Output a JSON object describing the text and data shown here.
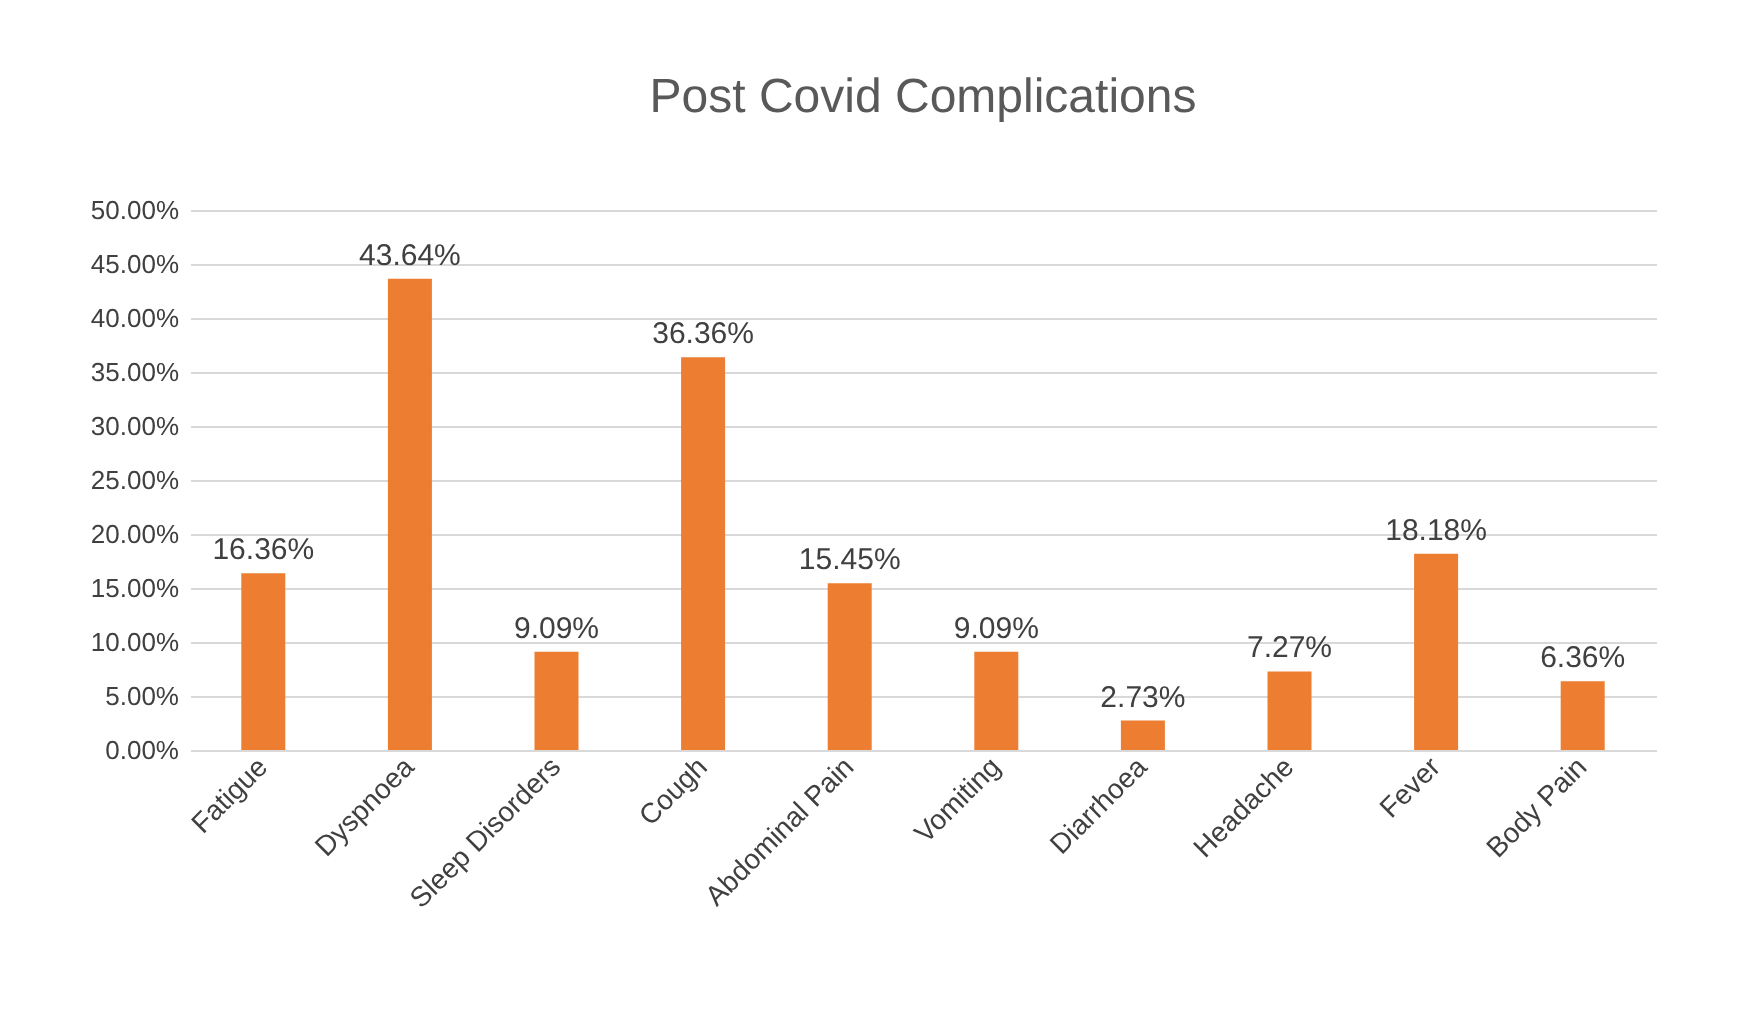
{
  "chart_data": {
    "type": "bar",
    "title": "Post Covid Complications",
    "categories": [
      "Fatigue",
      "Dyspnoea",
      "Sleep Disorders",
      "Cough",
      "Abdominal Pain",
      "Vomiting",
      "Diarrhoea",
      "Headache",
      "Fever",
      "Body Pain"
    ],
    "values": [
      16.36,
      43.64,
      9.09,
      36.36,
      15.45,
      9.09,
      2.73,
      7.27,
      18.18,
      6.36
    ],
    "value_labels": [
      "16.36%",
      "43.64%",
      "9.09%",
      "36.36%",
      "15.45%",
      "9.09%",
      "2.73%",
      "7.27%",
      "18.18%",
      "6.36%"
    ],
    "color": "#ed7d31",
    "ylim": [
      0,
      50
    ],
    "yticks": [
      {
        "value": 0,
        "label": "0.00%"
      },
      {
        "value": 5,
        "label": "5.00%"
      },
      {
        "value": 10,
        "label": "10.00%"
      },
      {
        "value": 15,
        "label": "15.00%"
      },
      {
        "value": 20,
        "label": "20.00%"
      },
      {
        "value": 25,
        "label": "25.00%"
      },
      {
        "value": 30,
        "label": "30.00%"
      },
      {
        "value": 35,
        "label": "35.00%"
      },
      {
        "value": 40,
        "label": "40.00%"
      },
      {
        "value": 45,
        "label": "45.00%"
      },
      {
        "value": 50,
        "label": "50.00%"
      }
    ],
    "grid": "y"
  }
}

========

## Requirements
Reproduce the records, all of them, word for word; omit the pictures.

## Worked answer
Output a JSON object describing the text and data shown here.
{
  "chart_data": {
    "type": "bar",
    "title": "Post Covid Complications",
    "categories": [
      "Fatigue",
      "Dyspnoea",
      "Sleep Disorders",
      "Cough",
      "Abdominal Pain",
      "Vomiting",
      "Diarrhoea",
      "Headache",
      "Fever",
      "Body Pain"
    ],
    "values": [
      16.36,
      43.64,
      9.09,
      36.36,
      15.45,
      9.09,
      2.73,
      7.27,
      18.18,
      6.36
    ],
    "value_labels": [
      "16.36%",
      "43.64%",
      "9.09%",
      "36.36%",
      "15.45%",
      "9.09%",
      "2.73%",
      "7.27%",
      "18.18%",
      "6.36%"
    ],
    "color": "#ed7d31",
    "ylim": [
      0,
      50
    ],
    "yticks": [
      {
        "value": 0,
        "label": "0.00%"
      },
      {
        "value": 5,
        "label": "5.00%"
      },
      {
        "value": 10,
        "label": "10.00%"
      },
      {
        "value": 15,
        "label": "15.00%"
      },
      {
        "value": 20,
        "label": "20.00%"
      },
      {
        "value": 25,
        "label": "25.00%"
      },
      {
        "value": 30,
        "label": "30.00%"
      },
      {
        "value": 35,
        "label": "35.00%"
      },
      {
        "value": 40,
        "label": "40.00%"
      },
      {
        "value": 45,
        "label": "45.00%"
      },
      {
        "value": 50,
        "label": "50.00%"
      }
    ],
    "grid": "y"
  }
}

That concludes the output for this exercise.